* [EXTRACT]:
Adaptive Mountain Biking
Mountain biking is an adventure sport, enjoyed by many across the globe. It is exhilarating, technical and a great way to get back to nature, and that is why people love it. Even better, technological advances in bike mechanics enable adaptive bikers to participate in so many ways. I was fascinated by the innovation and adaptability of mountain bikes. So, I have chosen just a few of the most common adapted mountain bikes to share and I hope they inspire you.
Recumbent Hand Cycle
The recumbent hand cycle is one of the most common adaptive cycles. The recumbent hand cycle seats the rider in a laid back position. The rider’s legs are extended forward and strapped in. The rider moves the bike by pushing and steering with the hand cranks. The positives to this bike is that it can be adapted for on-road use and it requires less truck stability due to the supportive seating stucture. The negatives to this bike is that it has a wider turning circle. It can also be difficult for transfers as it is low to the ground and the two back wheels may reduce access to the seat.
Kneeling Hand Cycle
The kneeling hand cycle allows the rider to ride the bike in a kneeling position. There is often a chest plate to support the torso, allowing the rider to lean forward. The rider moves the bike with hand cranks located at the front of the bike, under the bike handles. This type of bike requires great trunk and arm stability to lean forward, as there is no back support. The positives to this bike is that they can be more stable when riding over rocks and bumps. The negatives to this bike is that there is higher trunk function requried as the rider leans forward. Whilst there is a chest plate for stabilising, there is higher impact on the chest and neck. This bike can also be difficult to transfer into, as the rider must transfer into the kneeling position.
Upright Hand Cycle
The upright hand cycle is similar to the kneeling bike, however the rider is seated in an upright position. There are dual wheels at the front utilised for steering and one wheel at the back. The rider steers and propels the bike using the hand cranks, whilst their legs are extended forward and strapped in. The positives to this bike includes having back support provided by the seat, creating less trunk stability requirements. The rider’s legs are positioned straight and there is more direct access to the seat due to having only one wheel at the rear of the bike, making wheelchair transfers easier. The negatives to this bike is that it can be top-heavy as the rider is seated up-right and the bike has a high ground clearance. This is something to be aware of, to avoid tipping of the bike.

* [LISTED RECORDS]:
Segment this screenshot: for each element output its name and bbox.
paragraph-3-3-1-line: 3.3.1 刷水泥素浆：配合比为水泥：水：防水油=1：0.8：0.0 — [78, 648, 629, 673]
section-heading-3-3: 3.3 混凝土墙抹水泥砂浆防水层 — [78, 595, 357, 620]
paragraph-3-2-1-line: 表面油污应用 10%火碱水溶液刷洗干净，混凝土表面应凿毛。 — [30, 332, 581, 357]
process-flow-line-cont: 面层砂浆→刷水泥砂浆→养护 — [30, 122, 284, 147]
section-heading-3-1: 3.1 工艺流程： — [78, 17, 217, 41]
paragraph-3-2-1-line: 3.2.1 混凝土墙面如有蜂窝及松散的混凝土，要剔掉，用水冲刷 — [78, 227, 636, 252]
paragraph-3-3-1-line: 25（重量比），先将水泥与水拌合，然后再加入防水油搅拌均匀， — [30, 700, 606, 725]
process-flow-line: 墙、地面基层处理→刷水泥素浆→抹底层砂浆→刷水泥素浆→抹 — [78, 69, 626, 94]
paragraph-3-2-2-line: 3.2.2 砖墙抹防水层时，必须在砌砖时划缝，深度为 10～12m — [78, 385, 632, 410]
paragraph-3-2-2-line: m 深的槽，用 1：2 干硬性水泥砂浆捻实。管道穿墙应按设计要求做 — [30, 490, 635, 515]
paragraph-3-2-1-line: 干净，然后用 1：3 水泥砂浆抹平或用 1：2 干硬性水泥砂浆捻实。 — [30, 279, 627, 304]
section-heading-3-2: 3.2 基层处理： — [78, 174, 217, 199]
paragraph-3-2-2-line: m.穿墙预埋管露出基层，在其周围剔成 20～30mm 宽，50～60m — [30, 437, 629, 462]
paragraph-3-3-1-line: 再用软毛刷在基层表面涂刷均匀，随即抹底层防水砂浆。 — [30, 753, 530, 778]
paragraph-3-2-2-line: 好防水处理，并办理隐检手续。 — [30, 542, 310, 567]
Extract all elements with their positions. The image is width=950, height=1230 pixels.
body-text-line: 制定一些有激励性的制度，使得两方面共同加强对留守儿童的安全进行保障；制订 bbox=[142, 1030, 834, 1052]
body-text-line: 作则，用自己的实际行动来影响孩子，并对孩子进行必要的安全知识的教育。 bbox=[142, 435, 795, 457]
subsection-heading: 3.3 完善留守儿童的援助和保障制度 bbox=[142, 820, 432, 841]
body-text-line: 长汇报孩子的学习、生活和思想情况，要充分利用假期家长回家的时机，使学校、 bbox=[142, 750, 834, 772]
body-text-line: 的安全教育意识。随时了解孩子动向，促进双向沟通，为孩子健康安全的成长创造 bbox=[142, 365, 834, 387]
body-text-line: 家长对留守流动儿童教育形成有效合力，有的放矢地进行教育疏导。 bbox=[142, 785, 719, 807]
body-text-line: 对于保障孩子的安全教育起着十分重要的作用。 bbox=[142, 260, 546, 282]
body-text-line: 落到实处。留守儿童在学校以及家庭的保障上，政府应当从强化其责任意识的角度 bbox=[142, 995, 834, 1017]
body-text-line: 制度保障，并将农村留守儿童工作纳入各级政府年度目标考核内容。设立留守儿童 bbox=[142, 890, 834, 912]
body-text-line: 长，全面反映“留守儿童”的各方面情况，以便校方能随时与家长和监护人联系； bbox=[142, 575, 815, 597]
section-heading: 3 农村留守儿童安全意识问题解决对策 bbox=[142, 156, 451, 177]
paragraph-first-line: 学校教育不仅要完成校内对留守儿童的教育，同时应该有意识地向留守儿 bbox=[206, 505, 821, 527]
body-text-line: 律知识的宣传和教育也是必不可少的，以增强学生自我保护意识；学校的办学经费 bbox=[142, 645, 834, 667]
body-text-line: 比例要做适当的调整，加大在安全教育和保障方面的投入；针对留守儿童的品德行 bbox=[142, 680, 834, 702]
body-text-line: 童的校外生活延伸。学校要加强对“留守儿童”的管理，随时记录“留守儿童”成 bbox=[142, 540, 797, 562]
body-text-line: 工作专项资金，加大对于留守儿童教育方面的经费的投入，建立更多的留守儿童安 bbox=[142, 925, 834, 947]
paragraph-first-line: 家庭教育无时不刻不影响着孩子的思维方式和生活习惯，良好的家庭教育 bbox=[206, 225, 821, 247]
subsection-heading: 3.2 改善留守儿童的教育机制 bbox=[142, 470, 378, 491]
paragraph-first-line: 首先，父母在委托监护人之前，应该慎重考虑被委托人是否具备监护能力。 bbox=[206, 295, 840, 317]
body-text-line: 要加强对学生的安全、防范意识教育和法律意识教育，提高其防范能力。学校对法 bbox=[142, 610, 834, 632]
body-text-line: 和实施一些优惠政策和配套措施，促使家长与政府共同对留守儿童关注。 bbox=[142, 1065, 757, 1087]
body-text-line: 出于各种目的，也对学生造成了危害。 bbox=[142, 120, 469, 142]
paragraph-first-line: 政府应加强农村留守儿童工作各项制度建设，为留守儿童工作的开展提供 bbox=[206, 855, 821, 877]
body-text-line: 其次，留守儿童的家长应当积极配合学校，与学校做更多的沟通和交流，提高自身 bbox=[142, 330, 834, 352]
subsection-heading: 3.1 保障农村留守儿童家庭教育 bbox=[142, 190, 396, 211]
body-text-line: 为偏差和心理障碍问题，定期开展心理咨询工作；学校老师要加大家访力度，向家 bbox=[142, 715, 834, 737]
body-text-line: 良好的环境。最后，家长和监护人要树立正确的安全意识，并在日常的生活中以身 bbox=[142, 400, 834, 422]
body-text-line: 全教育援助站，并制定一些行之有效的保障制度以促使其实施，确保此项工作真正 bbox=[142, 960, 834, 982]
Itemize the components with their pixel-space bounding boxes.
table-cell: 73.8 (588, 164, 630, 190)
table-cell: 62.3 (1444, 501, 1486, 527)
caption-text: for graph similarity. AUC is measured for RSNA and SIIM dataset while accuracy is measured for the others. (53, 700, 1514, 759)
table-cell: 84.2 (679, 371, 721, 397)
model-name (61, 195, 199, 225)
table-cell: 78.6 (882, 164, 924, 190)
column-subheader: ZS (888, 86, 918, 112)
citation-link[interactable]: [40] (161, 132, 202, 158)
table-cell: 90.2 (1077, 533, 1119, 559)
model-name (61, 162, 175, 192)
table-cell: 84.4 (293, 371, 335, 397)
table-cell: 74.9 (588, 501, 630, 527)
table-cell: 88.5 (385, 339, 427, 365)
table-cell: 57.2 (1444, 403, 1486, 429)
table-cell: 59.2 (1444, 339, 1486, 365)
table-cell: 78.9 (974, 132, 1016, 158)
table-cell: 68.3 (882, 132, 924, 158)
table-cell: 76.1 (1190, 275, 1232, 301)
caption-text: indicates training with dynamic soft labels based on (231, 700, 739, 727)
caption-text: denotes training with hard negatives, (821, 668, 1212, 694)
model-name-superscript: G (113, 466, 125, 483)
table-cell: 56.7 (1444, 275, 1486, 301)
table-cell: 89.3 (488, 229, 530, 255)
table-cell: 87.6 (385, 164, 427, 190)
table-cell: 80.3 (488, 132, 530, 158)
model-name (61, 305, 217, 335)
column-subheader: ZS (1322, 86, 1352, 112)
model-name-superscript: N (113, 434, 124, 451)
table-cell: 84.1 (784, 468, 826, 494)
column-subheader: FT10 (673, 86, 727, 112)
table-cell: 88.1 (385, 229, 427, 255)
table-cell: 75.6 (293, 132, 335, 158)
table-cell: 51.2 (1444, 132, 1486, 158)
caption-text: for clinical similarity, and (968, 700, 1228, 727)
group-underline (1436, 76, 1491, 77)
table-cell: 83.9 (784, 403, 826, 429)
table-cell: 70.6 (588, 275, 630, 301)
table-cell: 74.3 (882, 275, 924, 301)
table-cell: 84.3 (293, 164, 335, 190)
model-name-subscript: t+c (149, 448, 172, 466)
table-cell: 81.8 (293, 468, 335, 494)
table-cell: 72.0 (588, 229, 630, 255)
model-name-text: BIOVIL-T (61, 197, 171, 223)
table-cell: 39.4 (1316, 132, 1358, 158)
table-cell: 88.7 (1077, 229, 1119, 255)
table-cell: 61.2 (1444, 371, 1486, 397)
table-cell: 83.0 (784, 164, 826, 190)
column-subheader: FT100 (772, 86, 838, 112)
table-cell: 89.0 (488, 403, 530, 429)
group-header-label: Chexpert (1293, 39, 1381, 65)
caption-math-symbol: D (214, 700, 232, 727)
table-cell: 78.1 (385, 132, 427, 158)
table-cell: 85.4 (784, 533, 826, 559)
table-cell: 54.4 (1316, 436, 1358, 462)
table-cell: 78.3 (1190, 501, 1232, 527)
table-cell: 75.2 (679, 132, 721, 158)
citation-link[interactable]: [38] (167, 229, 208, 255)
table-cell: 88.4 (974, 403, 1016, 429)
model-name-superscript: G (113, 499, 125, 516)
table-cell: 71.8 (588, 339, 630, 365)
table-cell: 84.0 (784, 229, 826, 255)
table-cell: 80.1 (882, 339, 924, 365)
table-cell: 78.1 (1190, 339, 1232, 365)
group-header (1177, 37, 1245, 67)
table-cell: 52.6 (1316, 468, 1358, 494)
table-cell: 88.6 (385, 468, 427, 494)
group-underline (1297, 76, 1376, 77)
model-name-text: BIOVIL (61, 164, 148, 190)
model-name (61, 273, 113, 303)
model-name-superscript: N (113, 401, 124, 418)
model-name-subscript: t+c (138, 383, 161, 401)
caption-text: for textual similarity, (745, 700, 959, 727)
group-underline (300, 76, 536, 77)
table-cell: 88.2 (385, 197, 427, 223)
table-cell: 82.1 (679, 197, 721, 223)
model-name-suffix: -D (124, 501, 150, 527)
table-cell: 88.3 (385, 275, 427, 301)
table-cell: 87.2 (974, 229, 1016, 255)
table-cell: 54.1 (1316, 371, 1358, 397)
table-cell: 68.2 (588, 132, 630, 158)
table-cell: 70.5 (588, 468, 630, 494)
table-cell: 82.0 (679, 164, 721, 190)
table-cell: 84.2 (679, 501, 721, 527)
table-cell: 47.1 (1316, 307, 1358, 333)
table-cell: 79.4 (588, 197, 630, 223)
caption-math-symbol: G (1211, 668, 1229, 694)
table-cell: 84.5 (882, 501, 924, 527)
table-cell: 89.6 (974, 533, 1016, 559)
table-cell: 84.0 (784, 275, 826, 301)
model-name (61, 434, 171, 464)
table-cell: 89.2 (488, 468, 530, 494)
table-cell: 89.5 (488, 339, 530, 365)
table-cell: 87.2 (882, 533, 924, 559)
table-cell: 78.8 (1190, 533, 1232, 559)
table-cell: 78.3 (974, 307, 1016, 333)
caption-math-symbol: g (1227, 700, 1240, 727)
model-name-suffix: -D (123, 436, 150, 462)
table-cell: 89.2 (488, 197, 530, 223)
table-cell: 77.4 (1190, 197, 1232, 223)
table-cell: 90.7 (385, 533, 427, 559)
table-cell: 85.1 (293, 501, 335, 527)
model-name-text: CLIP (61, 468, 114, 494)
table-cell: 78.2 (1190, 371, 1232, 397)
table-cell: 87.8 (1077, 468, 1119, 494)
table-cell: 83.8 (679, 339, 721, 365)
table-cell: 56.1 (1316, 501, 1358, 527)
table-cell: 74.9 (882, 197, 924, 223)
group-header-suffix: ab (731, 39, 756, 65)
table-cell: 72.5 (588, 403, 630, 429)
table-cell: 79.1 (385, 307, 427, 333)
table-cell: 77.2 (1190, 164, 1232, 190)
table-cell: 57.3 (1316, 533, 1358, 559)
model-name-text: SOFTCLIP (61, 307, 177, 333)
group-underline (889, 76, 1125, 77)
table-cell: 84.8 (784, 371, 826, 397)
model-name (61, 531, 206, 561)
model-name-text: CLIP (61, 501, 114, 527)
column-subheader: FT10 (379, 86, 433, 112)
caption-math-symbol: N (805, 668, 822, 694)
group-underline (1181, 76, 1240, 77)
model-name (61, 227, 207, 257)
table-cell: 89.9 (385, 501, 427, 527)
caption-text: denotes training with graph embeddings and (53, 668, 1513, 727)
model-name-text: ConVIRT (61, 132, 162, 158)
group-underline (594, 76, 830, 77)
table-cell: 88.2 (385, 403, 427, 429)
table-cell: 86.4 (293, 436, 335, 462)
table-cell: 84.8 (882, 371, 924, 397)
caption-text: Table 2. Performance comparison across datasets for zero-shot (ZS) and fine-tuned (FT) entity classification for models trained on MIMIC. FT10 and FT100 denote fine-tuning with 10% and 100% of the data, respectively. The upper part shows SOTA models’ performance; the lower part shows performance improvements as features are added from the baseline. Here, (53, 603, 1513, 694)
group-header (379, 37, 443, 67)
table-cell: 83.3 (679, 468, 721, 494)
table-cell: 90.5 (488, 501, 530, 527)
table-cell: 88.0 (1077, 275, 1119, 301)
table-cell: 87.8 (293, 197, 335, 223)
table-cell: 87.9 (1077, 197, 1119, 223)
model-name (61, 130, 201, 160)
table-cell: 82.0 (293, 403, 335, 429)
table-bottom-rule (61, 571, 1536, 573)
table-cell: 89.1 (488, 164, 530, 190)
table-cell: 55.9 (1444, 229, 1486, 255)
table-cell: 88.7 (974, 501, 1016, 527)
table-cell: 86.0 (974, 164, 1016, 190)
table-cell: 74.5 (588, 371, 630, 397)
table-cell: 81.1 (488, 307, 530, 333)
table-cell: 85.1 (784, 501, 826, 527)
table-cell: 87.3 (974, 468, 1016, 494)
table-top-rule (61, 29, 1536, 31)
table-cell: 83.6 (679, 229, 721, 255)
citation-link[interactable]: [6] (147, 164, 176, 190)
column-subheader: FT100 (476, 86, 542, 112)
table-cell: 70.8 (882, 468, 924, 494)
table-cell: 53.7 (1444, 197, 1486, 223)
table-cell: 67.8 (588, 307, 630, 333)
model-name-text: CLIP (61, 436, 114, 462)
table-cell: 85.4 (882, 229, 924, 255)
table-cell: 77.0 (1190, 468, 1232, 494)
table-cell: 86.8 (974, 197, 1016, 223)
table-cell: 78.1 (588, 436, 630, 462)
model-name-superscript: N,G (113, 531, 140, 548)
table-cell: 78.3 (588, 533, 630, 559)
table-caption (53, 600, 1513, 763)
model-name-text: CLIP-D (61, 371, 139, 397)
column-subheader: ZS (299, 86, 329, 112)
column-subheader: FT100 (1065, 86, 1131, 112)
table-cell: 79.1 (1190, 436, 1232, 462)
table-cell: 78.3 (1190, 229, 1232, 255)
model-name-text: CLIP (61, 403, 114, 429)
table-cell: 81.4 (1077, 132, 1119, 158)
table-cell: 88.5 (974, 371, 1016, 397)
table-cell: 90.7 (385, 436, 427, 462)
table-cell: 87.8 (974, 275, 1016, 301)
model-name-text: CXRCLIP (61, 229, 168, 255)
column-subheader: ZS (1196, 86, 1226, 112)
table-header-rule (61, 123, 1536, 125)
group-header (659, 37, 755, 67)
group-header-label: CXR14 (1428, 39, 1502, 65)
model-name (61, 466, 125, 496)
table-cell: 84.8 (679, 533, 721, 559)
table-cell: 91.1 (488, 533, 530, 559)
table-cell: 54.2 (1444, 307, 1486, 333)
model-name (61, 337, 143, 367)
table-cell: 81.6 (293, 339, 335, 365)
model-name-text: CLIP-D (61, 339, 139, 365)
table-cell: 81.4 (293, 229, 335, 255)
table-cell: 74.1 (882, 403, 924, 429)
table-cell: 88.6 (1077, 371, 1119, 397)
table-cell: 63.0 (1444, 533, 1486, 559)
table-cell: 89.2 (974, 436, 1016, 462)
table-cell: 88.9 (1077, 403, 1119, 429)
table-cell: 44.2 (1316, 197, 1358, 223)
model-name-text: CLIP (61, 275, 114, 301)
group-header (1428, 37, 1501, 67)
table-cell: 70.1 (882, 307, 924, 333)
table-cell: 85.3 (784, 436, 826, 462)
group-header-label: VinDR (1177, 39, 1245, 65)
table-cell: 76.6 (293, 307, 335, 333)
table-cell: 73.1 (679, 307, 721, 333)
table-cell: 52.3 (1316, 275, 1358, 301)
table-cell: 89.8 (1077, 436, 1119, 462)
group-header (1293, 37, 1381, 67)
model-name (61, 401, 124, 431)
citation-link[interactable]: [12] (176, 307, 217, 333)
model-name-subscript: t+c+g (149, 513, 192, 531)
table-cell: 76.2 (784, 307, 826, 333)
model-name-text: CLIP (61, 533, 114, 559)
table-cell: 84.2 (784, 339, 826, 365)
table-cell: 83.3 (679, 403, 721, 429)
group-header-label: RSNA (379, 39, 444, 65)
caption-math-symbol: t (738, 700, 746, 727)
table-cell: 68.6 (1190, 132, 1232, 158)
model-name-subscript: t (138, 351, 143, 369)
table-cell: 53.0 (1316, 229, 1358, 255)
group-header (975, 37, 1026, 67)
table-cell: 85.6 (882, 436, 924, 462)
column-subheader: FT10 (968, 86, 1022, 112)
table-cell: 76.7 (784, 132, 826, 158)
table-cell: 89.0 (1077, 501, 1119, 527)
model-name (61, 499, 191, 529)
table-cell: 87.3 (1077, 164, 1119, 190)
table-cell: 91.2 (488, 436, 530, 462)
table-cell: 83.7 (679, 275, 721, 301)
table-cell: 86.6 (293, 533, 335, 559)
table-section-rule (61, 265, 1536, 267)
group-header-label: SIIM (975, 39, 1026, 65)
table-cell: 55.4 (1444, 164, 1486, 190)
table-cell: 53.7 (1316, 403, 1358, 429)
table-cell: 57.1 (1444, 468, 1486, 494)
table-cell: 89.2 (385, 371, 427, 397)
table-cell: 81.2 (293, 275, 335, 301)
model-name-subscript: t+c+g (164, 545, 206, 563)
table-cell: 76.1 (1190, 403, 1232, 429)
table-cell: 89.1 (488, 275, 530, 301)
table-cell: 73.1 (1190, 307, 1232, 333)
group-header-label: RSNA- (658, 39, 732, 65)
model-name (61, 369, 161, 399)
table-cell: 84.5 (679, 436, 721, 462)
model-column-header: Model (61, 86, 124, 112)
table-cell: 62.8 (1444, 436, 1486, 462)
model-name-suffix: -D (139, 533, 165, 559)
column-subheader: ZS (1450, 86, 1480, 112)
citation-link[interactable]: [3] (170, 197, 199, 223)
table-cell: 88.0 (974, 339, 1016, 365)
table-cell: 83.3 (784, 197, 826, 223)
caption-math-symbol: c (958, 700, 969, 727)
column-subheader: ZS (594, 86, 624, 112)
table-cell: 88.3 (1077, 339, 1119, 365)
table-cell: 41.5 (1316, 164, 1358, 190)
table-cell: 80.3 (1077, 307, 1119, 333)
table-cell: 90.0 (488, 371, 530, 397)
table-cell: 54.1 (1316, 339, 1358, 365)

* [EXERCISE]: Pick up the article on adaptive mountain biking after its last sentence and keep writing it. The material after the text isn't needed for this.

* [OUTPUT FOR THIS EXERCISE]:
What I loved learning about adaptive mountain biking is that there are many options for adaptive mountain bikes to suit most abilities. The options presented here can be used by people who have reduced mobility resulting from physical, intellectual or neurological challenges. I discovered that a common challenge among the use of these bikes was transfer access. Furthermore, transporting these bikes can present a challenge as they are larger and wider than a typical bicycle.
As a young person who has grown up playing team sport, I began to reflect on how I would feel if the sense of belonging, achievement and enjoyment was taken away from me. I realised that this is the reality for many. I also realised the potential for technology to transform and push the boundaries of sports participation. Like all large pieces of adaptive equipment, the cost to purchase a mountain bike, plus protective gear, adds up, making it difficult for many to access. Throughout my research I noticed that information about this assistive technology was overwhelming and sometimes hard to come by. I think it is extremely important to promote the possibilities and increase conversations around technologies that can support adaptive athletes to increase participation, belonging and enjoyment in leisure activities.
Find Out More
I was able to come across a few manufacturers and stockists of adaptive mountain bikes in Australia and across the globe. An initiative called Break the Boundary is based in Western Australia, encouraging adaptive mountain biking participation and paving the way for more opportunities in adaptive mountain biking, nation-wide. I believe the best way to trial bikes would be to get in contact with the manufacturers to discuss any options or trials. You can learn more about various stockists based in Australia and around the globe on the Break the Boundary website.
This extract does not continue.